■ WRITTEN INSTRUCTION:
Reproduce the records below in full and without edits, omitting images.

■ EXCERPTED DATA:
****************
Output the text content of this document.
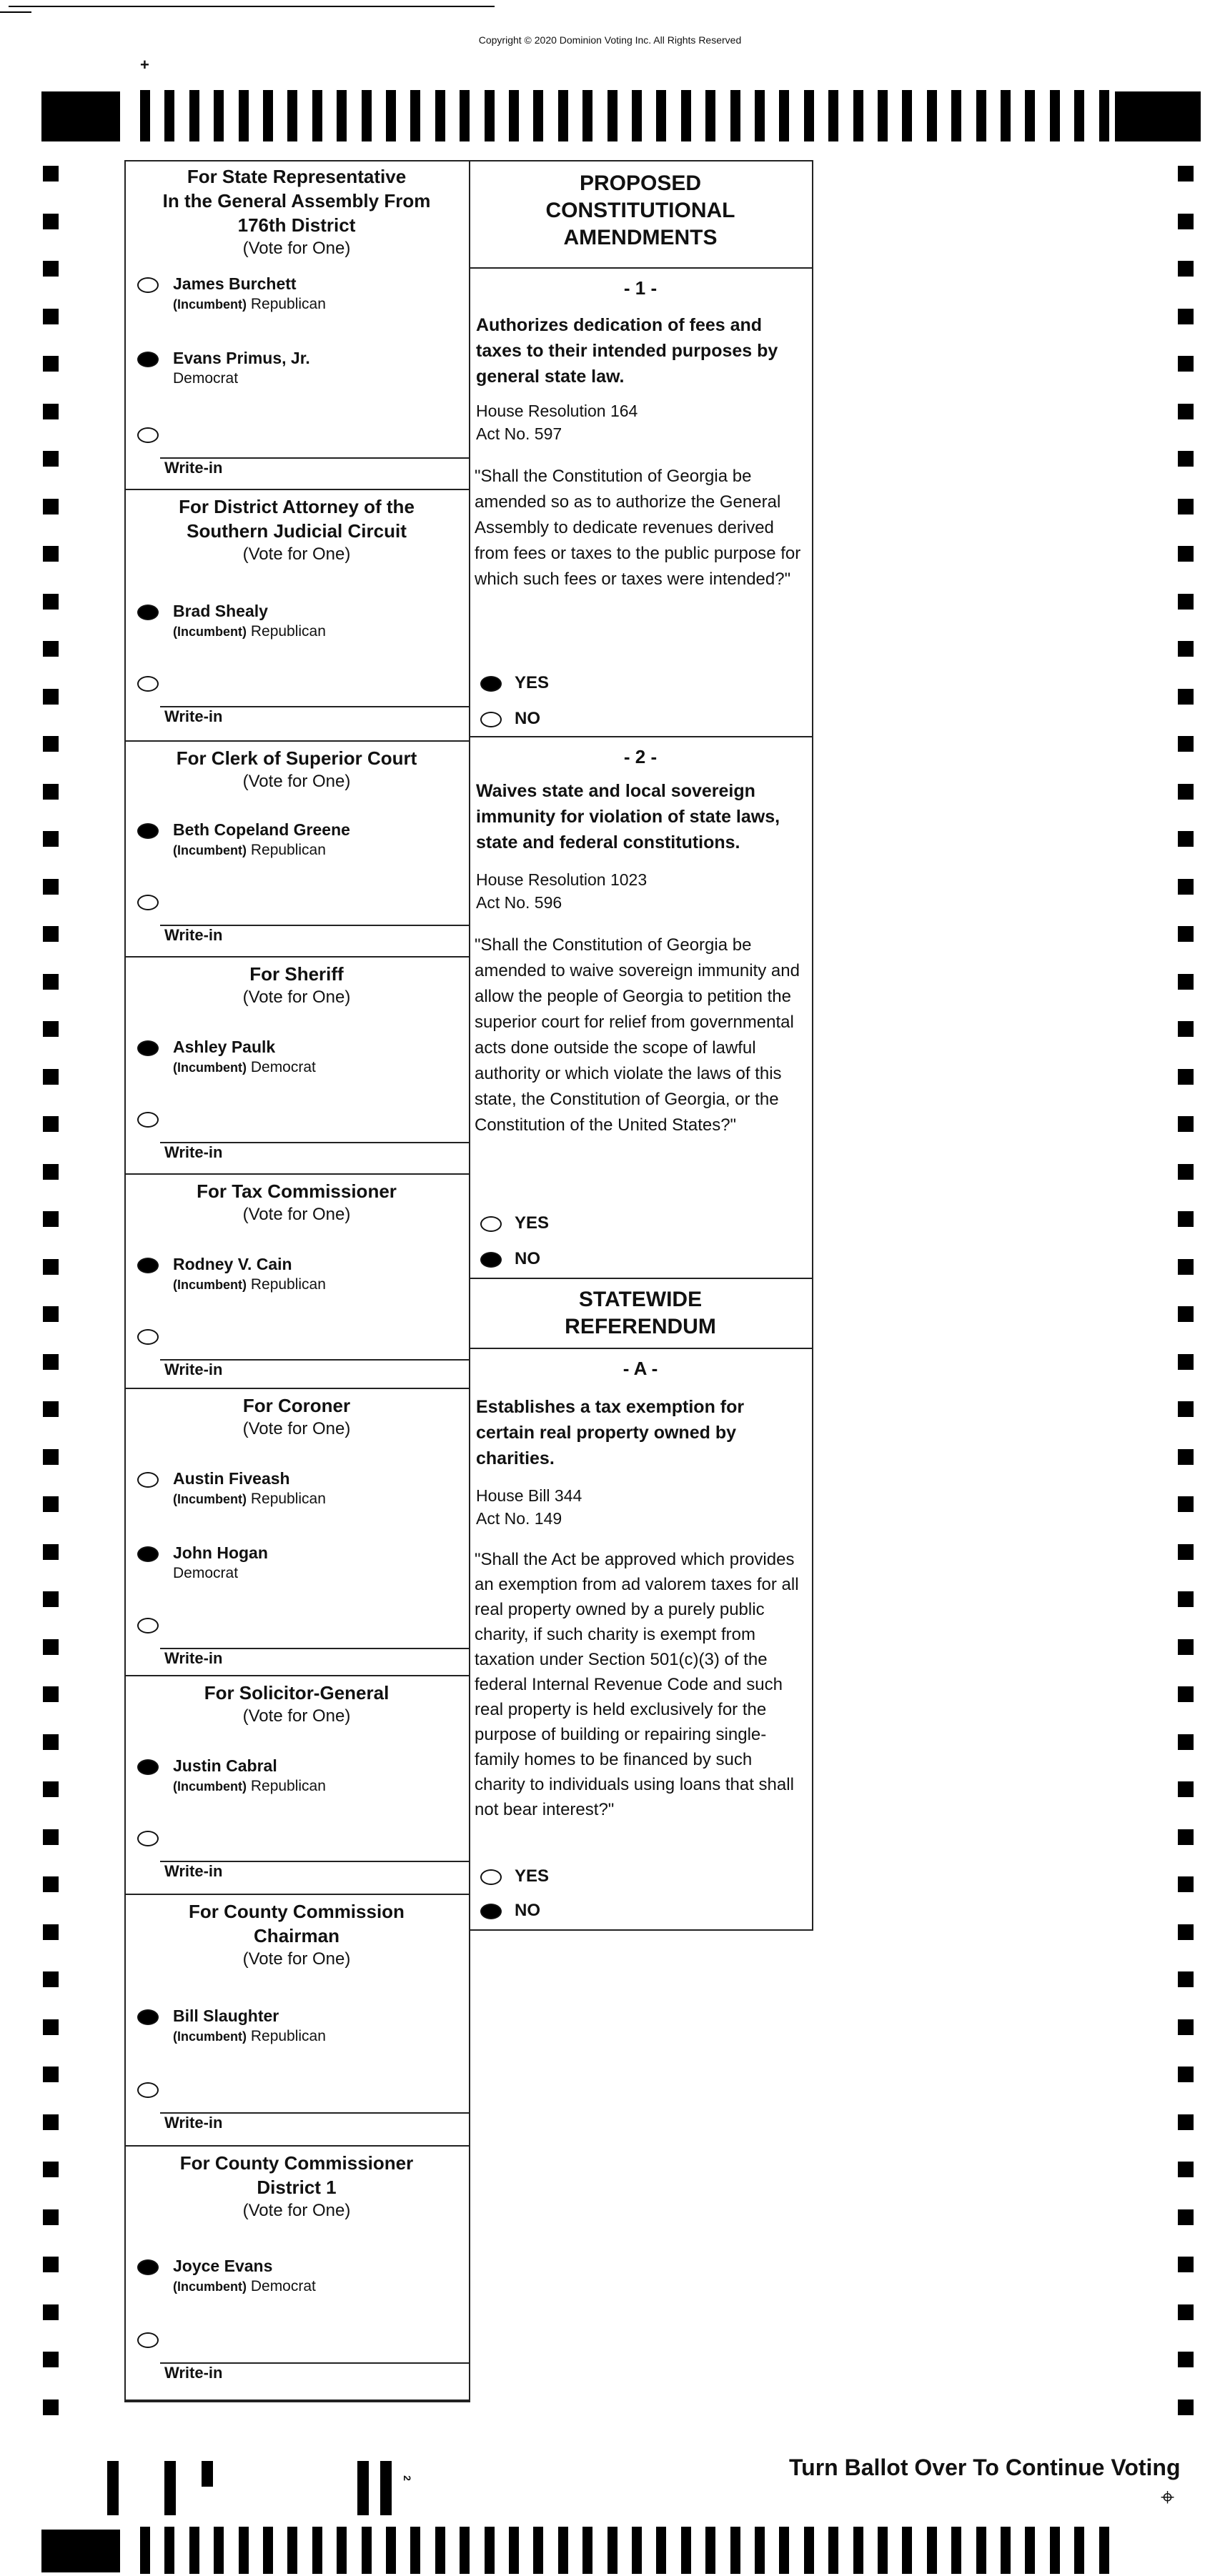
Copyright © 2020 Dominion Voting Inc. All Rights Reserved
+
For State Representative
In the General Assembly From
176th District
(Vote for One)
James Burchett
(Incumbent) Republican
Evans Primus, Jr.
Democrat
Write-in
For District Attorney of the
Southern Judicial Circuit
(Vote for One)
Brad Shealy
(Incumbent) Republican
Write-in
For Clerk of Superior Court
(Vote for One)
Beth Copeland Greene
(Incumbent) Republican
Write-in
For Sheriff
(Vote for One)
Ashley Paulk
(Incumbent) Democrat
Write-in
For Tax Commissioner
(Vote for One)
Rodney V. Cain
(Incumbent) Republican
Write-in
For Coroner
(Vote for One)
Austin Fiveash
(Incumbent) Republican
John Hogan
Democrat
Write-in
For Solicitor-General
(Vote for One)
Justin Cabral
(Incumbent) Republican
Write-in
For County Commission
Chairman
(Vote for One)
Bill Slaughter
(Incumbent) Republican
Write-in
For County Commissioner
District 1
(Vote for One)
Joyce Evans
(Incumbent) Democrat
Write-in
PROPOSED
CONSTITUTIONAL
AMENDMENTS
- 1 -
Authorizes dedication of fees and taxes to their intended purposes by general state law.
House Resolution 164
Act No. 597
"Shall the Constitution of Georgia be amended so as to authorize the General Assembly to dedicate revenues derived from fees or taxes to the public purpose for which such fees or taxes were intended?"
YES
NO
- 2 -
Waives state and local sovereign immunity for violation of state laws, state and federal constitutions.
House Resolution 1023
Act No. 596
"Shall the Constitution of Georgia be amended to waive sovereign immunity and allow the people of Georgia to petition the superior court for relief from governmental acts done outside the scope of lawful authority or which violate the laws of this state, the Constitution of Georgia, or the Constitution of the United States?"
YES
NO
STATEWIDE
REFERENDUM
- A -
Establishes a tax exemption for certain real property owned by charities.
House Bill 344
Act No. 149
"Shall the Act be approved which provides an exemption from ad valorem taxes for all real property owned by a purely public charity, if such charity is exempt from taxation under Section 501(c)(3) of the federal Internal Revenue Code and such real property is held exclusively for the purpose of building or repairing single-family homes to be financed by such charity to individuals using loans that shall not bear interest?"
YES
NO
Turn Ballot Over To Continue Voting
⌖
2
****************
■ FINISHED ANSWER:
Output the text content of this document.
Copyright © 2020 Dominion Voting Inc. All Rights Reserved
+
For State Representative
In the General Assembly From
176th District
(Vote for One)
James Burchett
(Incumbent) Republican
Evans Primus, Jr.
Democrat
Write-in
For District Attorney of the
Southern Judicial Circuit
(Vote for One)
Brad Shealy
(Incumbent) Republican
Write-in
For Clerk of Superior Court
(Vote for One)
Beth Copeland Greene
(Incumbent) Republican
Write-in
For Sheriff
(Vote for One)
Ashley Paulk
(Incumbent) Democrat
Write-in
For Tax Commissioner
(Vote for One)
Rodney V. Cain
(Incumbent) Republican
Write-in
For Coroner
(Vote for One)
Austin Fiveash
(Incumbent) Republican
John Hogan
Democrat
Write-in
For Solicitor-General
(Vote for One)
Justin Cabral
(Incumbent) Republican
Write-in
For County Commission
Chairman
(Vote for One)
Bill Slaughter
(Incumbent) Republican
Write-in
For County Commissioner
District 1
(Vote for One)
Joyce Evans
(Incumbent) Democrat
Write-in
PROPOSED
CONSTITUTIONAL
AMENDMENTS
- 1 -
Authorizes dedication of fees and taxes to their intended purposes by general state law.
House Resolution 164
Act No. 597
"Shall the Constitution of Georgia be amended so as to authorize the General Assembly to dedicate revenues derived from fees or taxes to the public purpose for which such fees or taxes were intended?"
YES
NO
- 2 -
Waives state and local sovereign immunity for violation of state laws, state and federal constitutions.
House Resolution 1023
Act No. 596
"Shall the Constitution of Georgia be amended to waive sovereign immunity and allow the people of Georgia to petition the superior court for relief from governmental acts done outside the scope of lawful authority or which violate the laws of this state, the Constitution of Georgia, or the Constitution of the United States?"
YES
NO
STATEWIDE
REFERENDUM
- A -
Establishes a tax exemption for certain real property owned by charities.
House Bill 344
Act No. 149
"Shall the Act be approved which provides an exemption from ad valorem taxes for all real property owned by a purely public charity, if such charity is exempt from taxation under Section 501(c)(3) of the federal Internal Revenue Code and such real property is held exclusively for the purpose of building or repairing single-family homes to be financed by such charity to individuals using loans that shall not bear interest?"
YES
NO
Turn Ballot Over To Continue Voting
⌖
2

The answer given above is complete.